▶ SUPPLIED MATERIAL:
━━━━━━━━━━━━━━━━
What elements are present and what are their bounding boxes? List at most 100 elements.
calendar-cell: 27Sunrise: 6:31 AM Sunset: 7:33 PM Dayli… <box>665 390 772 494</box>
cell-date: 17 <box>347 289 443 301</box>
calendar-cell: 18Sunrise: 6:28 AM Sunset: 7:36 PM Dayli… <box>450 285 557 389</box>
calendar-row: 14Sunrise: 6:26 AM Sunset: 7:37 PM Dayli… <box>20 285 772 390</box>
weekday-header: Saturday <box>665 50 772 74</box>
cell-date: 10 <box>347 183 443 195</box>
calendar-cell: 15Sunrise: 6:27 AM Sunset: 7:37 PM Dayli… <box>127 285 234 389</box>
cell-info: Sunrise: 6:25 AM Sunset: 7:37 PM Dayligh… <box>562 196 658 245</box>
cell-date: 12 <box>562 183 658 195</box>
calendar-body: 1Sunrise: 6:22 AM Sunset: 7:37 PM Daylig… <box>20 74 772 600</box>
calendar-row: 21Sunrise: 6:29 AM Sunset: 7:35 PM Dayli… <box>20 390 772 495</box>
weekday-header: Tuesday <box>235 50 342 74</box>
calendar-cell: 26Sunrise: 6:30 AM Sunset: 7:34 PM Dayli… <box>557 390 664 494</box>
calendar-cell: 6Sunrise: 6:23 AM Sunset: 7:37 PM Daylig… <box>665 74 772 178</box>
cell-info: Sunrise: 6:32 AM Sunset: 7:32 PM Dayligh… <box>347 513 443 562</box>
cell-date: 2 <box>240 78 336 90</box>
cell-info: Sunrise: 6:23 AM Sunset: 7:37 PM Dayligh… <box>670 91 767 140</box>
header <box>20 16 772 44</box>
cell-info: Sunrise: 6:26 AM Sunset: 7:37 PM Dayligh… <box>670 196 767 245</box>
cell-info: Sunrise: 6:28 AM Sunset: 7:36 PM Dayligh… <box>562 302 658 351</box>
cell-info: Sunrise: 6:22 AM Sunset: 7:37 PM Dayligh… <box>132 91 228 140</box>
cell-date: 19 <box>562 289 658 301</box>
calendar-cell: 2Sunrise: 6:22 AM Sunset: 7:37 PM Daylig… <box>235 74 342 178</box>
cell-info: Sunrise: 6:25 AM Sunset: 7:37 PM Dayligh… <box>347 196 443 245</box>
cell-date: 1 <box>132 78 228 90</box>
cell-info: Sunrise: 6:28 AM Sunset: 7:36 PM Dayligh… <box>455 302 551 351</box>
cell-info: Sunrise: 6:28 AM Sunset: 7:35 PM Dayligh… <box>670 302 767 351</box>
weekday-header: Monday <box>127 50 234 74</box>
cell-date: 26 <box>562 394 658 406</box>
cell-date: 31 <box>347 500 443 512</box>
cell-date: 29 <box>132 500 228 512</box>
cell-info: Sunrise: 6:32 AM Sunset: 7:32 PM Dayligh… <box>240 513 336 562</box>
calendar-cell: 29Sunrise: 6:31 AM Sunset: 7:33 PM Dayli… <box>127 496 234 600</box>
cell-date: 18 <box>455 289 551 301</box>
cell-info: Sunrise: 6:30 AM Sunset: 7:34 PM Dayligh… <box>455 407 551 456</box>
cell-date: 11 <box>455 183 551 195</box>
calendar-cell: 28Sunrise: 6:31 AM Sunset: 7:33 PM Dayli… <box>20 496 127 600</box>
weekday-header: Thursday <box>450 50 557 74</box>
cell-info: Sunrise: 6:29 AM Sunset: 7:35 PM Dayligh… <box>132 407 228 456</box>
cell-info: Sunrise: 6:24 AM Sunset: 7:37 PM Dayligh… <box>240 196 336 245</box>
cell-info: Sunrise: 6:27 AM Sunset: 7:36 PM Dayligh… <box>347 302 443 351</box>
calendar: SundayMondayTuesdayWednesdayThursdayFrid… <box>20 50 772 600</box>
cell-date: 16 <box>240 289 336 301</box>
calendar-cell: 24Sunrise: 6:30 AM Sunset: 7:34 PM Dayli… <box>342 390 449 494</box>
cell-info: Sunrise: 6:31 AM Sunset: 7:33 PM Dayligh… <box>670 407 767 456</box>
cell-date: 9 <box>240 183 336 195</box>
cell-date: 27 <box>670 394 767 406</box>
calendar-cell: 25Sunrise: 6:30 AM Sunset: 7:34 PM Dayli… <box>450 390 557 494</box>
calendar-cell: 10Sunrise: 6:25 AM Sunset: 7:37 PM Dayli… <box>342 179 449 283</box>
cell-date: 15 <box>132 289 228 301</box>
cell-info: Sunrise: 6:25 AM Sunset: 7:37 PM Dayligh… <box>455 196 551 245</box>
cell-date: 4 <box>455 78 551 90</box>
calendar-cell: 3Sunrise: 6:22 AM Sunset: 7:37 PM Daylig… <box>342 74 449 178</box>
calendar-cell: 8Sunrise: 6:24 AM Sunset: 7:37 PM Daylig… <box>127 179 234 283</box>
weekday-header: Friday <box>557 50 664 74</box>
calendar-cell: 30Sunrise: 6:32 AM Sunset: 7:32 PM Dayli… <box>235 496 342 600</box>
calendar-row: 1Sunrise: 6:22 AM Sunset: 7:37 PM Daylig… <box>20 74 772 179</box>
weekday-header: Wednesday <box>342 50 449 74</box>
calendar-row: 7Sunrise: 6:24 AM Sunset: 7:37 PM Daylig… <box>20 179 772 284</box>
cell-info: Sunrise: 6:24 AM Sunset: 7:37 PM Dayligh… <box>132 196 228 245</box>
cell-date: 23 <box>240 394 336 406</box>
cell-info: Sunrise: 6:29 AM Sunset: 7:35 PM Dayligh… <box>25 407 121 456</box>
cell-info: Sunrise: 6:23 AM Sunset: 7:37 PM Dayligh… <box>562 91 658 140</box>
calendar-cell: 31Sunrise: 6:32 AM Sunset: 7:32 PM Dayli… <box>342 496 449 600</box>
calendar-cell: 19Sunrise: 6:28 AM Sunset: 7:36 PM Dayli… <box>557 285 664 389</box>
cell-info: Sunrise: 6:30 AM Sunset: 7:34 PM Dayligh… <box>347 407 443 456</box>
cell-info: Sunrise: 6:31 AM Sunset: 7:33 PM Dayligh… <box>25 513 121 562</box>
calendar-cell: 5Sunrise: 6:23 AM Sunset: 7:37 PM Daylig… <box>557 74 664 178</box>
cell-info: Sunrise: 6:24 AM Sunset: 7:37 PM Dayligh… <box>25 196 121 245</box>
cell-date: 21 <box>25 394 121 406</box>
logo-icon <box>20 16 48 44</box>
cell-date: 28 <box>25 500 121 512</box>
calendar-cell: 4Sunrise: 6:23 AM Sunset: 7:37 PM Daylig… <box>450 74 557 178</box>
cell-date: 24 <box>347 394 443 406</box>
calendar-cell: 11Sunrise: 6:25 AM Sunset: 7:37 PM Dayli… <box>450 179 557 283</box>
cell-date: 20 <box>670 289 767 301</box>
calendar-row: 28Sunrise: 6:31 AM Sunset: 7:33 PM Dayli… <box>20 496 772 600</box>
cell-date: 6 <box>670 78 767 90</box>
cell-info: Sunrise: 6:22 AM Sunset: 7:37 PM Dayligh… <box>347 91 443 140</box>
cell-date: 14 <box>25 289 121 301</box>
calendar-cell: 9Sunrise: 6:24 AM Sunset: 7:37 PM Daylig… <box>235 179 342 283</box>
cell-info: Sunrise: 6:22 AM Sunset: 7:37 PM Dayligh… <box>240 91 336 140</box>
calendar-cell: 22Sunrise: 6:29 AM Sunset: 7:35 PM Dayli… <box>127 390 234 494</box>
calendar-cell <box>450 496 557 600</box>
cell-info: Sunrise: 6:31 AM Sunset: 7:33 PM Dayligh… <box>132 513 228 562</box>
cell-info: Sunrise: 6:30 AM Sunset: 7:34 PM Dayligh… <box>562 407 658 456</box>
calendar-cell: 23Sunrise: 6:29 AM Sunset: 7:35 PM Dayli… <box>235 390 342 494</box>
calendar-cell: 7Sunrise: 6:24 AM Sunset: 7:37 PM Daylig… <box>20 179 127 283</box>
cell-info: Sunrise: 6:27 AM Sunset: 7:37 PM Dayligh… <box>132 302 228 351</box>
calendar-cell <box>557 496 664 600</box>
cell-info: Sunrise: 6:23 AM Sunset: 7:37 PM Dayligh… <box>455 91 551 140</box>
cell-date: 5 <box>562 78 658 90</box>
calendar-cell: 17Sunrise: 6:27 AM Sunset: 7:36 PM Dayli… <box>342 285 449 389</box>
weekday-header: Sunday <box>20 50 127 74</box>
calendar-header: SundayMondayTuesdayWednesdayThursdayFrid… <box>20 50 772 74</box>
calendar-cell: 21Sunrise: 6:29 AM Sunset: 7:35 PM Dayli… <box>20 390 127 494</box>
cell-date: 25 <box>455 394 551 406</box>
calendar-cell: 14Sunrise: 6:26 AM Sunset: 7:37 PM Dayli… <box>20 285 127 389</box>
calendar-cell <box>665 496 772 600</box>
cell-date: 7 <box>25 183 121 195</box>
━━━━━━━━━━━━━━━━
▶ DESCRIPTION OF THE TASK:
Copy the records word for word, from the start through the line that contains "calendar-body: 1Sunrise: 6:22", including that line.

▶ FINAL RESULT:
What elements are present and what are their bounding boxes? List at most 100 elements.
calendar-cell: 27Sunrise: 6:31 AM Sunset: 7:33 PM Dayli… <box>665 390 772 494</box>
cell-date: 17 <box>347 289 443 301</box>
calendar-cell: 18Sunrise: 6:28 AM Sunset: 7:36 PM Dayli… <box>450 285 557 389</box>
calendar-row: 14Sunrise: 6:26 AM Sunset: 7:37 PM Dayli… <box>20 285 772 390</box>
weekday-header: Saturday <box>665 50 772 74</box>
cell-date: 10 <box>347 183 443 195</box>
calendar-cell: 15Sunrise: 6:27 AM Sunset: 7:37 PM Dayli… <box>127 285 234 389</box>
cell-info: Sunrise: 6:25 AM Sunset: 7:37 PM Dayligh… <box>562 196 658 245</box>
cell-date: 12 <box>562 183 658 195</box>
calendar-body: 1Sunrise: 6:22 AM Sunset: 7:37 PM Daylig… <box>20 74 772 600</box>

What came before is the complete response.